__SHORT TASK__: Please sum up the NBA playoffs article below in two sentences.

By Eric Umphrey
The Times 

NBA playoffs are worth your time this year

 


Professional sports in America used to be referred to as the four seasons (baseball, basketball, football, and hockey), with the basketball season suffering the worst parity. Including the 1979 season when the Seattle Supersonics won the NBA title, only thirteen teams have been crowned champions in the last forty years. The NFL and NHL have had eighteen different teams that have won the championship during that span, and MLB has had twenty-three different World Series winners in that same period.

__SUPPLIED RECORDS__:
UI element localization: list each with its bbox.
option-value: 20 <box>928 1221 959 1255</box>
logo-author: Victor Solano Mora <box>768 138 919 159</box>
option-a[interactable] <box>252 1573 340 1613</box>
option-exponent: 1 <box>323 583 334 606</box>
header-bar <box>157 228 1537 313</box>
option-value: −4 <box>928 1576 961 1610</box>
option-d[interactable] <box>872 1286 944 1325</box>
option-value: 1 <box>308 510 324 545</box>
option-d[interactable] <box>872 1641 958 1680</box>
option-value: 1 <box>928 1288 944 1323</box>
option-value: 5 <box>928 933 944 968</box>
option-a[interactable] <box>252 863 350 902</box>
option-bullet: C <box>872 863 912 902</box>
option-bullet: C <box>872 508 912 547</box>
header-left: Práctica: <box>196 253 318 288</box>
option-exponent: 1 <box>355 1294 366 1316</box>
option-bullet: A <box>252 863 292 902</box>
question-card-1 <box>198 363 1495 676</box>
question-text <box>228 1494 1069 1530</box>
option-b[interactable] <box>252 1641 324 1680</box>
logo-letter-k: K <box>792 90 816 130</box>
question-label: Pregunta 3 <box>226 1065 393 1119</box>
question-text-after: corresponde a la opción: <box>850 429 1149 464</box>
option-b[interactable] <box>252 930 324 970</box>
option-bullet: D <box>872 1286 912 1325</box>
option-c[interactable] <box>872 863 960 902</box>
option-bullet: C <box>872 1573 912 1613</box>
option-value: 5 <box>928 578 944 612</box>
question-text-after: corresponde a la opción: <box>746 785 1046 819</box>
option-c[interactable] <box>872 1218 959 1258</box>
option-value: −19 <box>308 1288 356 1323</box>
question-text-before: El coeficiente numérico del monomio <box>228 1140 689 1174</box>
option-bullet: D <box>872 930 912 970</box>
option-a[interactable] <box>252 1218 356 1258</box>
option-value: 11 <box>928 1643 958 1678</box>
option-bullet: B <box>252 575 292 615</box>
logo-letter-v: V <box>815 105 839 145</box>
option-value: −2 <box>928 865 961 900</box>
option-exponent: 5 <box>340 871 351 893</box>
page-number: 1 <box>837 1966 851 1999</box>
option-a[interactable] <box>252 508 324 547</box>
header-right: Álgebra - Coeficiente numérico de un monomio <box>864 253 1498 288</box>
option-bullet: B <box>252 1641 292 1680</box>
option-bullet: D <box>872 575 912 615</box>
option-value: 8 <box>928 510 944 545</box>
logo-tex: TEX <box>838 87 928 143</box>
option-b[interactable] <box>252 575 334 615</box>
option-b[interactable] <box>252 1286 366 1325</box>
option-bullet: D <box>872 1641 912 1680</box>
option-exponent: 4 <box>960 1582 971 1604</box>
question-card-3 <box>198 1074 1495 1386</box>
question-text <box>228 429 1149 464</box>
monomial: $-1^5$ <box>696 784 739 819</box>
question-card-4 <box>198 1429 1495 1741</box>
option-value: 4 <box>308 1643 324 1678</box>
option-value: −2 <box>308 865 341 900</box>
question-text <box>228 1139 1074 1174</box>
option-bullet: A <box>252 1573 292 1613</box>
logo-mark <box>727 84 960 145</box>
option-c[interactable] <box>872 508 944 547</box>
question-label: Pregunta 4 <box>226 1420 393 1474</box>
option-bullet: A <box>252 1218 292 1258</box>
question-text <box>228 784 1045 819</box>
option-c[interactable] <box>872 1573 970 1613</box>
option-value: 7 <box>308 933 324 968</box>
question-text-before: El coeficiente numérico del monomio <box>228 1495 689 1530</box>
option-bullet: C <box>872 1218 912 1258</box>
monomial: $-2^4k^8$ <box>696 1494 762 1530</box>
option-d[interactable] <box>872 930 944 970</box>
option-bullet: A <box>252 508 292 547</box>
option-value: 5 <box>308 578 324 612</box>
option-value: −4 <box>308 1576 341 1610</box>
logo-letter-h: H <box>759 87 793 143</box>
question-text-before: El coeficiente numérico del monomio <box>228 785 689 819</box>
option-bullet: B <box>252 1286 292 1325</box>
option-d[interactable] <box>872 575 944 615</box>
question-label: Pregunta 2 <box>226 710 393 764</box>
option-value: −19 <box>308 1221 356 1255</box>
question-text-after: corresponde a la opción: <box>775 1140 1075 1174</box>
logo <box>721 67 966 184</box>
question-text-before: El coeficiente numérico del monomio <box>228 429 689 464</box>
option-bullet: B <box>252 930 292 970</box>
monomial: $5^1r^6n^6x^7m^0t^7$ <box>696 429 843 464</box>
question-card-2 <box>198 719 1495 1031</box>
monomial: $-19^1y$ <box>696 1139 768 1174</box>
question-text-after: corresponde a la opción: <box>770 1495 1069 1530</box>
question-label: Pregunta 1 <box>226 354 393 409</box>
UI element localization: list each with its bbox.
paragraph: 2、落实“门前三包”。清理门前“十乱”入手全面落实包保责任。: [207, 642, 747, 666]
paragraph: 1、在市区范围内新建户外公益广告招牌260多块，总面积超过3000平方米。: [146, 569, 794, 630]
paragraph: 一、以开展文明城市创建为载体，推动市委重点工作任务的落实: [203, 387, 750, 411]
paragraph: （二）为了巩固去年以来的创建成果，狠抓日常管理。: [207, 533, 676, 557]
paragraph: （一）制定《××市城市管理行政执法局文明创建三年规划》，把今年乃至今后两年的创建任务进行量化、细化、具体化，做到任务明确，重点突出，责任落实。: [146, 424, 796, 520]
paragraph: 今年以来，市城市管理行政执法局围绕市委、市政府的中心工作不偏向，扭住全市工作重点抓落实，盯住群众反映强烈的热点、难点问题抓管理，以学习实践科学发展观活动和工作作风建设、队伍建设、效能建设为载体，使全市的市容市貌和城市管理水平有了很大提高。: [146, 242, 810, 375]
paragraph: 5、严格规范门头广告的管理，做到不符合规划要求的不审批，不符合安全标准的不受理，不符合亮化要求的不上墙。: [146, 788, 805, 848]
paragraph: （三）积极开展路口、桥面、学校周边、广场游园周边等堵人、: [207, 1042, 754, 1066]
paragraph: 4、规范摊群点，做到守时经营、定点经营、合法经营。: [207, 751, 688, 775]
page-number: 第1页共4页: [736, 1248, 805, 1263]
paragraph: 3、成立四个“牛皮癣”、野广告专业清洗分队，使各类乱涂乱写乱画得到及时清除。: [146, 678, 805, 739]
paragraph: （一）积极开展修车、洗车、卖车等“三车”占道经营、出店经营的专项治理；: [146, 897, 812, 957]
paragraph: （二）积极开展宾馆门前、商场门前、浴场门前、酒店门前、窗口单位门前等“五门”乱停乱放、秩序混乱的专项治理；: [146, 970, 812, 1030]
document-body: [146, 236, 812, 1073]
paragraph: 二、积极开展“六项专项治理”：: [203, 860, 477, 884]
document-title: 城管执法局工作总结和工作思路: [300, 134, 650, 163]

__FINAL RESULT__: Of the four seasons of American professional sports, basketball has had the worst parity: counting the Seattle Supersonics' 1979 title, only thirteen teams have won the NBA championship in the last forty years. Over the same span, the NFL and NHL have had eighteen different champions, and MLB has had twenty-three different World Series winners.